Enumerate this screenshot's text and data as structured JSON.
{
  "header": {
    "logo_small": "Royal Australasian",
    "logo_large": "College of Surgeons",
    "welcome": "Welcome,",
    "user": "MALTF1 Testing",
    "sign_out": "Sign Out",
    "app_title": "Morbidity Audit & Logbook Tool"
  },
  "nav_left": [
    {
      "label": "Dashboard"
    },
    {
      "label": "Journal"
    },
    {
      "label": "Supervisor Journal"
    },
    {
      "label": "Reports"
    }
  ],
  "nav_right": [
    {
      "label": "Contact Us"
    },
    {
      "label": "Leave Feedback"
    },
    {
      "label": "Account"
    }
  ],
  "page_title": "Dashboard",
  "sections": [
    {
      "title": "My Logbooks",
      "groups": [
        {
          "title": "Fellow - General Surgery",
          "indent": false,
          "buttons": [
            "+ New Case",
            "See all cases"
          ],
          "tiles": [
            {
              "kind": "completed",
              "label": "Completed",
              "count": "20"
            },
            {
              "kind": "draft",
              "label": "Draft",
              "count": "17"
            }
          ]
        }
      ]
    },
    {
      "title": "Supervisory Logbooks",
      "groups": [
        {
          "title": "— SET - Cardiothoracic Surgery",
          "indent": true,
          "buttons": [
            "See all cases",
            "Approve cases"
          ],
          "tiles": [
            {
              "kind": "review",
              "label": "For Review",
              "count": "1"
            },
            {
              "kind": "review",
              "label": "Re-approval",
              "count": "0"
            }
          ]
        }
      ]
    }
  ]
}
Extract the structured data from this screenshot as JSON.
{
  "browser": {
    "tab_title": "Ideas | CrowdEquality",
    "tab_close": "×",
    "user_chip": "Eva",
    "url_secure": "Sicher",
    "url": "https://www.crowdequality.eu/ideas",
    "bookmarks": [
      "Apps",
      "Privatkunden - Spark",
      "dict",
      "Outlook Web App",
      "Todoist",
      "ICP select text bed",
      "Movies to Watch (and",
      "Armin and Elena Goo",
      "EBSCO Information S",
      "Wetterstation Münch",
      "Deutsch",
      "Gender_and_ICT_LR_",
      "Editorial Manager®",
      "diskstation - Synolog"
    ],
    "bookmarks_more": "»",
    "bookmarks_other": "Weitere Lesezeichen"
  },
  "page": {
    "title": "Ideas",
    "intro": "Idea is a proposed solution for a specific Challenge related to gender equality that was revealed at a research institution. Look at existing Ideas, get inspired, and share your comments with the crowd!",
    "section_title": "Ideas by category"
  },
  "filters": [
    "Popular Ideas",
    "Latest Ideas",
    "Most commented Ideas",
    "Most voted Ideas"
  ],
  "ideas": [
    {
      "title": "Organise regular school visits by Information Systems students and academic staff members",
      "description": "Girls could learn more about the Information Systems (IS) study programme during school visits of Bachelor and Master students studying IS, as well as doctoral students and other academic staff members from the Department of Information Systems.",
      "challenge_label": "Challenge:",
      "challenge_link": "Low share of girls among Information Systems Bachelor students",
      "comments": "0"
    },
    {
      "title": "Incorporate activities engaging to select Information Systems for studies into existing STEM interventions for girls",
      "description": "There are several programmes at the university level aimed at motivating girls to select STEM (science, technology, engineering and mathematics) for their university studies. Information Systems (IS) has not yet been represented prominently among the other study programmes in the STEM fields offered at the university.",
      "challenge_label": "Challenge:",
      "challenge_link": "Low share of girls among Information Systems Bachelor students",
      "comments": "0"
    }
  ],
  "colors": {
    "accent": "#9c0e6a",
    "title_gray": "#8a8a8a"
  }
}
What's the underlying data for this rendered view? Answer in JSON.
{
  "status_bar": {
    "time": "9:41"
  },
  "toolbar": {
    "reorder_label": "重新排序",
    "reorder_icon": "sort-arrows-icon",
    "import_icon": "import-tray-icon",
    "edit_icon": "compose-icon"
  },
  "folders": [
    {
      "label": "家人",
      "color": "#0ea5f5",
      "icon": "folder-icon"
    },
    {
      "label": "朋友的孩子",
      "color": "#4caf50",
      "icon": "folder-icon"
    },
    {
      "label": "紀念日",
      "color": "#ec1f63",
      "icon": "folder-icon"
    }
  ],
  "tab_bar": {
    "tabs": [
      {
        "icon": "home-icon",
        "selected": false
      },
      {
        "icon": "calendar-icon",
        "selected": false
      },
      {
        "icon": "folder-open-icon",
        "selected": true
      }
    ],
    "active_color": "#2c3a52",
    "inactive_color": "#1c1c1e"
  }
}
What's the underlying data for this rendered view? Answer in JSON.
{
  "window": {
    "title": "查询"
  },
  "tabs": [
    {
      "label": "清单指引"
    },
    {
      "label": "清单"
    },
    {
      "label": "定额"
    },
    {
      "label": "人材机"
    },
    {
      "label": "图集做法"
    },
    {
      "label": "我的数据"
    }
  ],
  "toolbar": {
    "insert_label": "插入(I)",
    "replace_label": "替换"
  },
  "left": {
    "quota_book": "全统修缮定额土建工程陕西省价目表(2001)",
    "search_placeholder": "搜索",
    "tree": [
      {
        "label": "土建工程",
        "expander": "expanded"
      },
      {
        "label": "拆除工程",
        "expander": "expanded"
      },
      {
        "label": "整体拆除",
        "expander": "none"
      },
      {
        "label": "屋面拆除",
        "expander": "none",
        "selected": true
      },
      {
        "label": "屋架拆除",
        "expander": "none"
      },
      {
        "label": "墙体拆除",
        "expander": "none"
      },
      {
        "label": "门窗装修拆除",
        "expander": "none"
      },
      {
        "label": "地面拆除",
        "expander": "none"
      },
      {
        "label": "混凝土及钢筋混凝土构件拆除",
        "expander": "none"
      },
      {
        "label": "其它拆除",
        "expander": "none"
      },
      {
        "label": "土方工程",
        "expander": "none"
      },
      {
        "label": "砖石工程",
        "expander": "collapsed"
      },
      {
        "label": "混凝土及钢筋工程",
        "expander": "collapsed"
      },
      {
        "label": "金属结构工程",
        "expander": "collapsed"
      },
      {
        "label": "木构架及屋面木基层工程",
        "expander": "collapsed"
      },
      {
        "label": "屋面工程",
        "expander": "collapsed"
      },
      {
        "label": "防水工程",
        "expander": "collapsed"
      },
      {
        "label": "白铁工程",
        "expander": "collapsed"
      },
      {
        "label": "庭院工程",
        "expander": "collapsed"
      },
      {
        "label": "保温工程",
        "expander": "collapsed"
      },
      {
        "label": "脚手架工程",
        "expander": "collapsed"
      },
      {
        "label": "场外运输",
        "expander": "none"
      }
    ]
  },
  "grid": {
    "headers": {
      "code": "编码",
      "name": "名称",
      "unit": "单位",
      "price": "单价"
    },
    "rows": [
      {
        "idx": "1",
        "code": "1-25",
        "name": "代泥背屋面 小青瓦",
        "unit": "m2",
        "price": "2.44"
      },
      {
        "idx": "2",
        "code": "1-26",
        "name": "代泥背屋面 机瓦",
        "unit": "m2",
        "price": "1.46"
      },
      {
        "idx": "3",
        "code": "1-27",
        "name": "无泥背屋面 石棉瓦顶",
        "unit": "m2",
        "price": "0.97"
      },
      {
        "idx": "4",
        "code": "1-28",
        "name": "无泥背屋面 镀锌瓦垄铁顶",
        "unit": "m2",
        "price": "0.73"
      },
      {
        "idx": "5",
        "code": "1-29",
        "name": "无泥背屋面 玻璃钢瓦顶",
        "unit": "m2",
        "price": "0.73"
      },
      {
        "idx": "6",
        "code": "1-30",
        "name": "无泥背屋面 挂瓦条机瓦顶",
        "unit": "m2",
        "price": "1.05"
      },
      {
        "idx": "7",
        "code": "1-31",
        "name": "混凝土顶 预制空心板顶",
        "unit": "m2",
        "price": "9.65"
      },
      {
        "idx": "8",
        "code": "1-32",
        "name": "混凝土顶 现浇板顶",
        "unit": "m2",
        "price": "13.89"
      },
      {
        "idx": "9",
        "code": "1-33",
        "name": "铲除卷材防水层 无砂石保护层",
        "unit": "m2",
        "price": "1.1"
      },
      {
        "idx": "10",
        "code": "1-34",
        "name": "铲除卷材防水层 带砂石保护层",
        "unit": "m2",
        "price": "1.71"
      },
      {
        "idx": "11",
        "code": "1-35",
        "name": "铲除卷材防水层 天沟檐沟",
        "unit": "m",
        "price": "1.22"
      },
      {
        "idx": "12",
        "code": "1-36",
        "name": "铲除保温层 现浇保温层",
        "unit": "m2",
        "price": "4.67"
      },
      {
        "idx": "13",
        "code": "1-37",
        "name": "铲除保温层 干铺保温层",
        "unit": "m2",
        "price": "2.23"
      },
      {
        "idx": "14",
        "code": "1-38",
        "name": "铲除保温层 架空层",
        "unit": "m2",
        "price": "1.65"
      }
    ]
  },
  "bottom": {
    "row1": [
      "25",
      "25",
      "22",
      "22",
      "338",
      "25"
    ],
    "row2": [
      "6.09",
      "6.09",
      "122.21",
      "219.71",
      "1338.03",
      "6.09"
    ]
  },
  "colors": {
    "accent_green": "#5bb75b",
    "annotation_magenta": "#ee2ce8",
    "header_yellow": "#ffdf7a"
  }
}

● **Stated exercise**:
Only the number should be given: how many lines of the data contain the word "Most"?

● **In response**:
2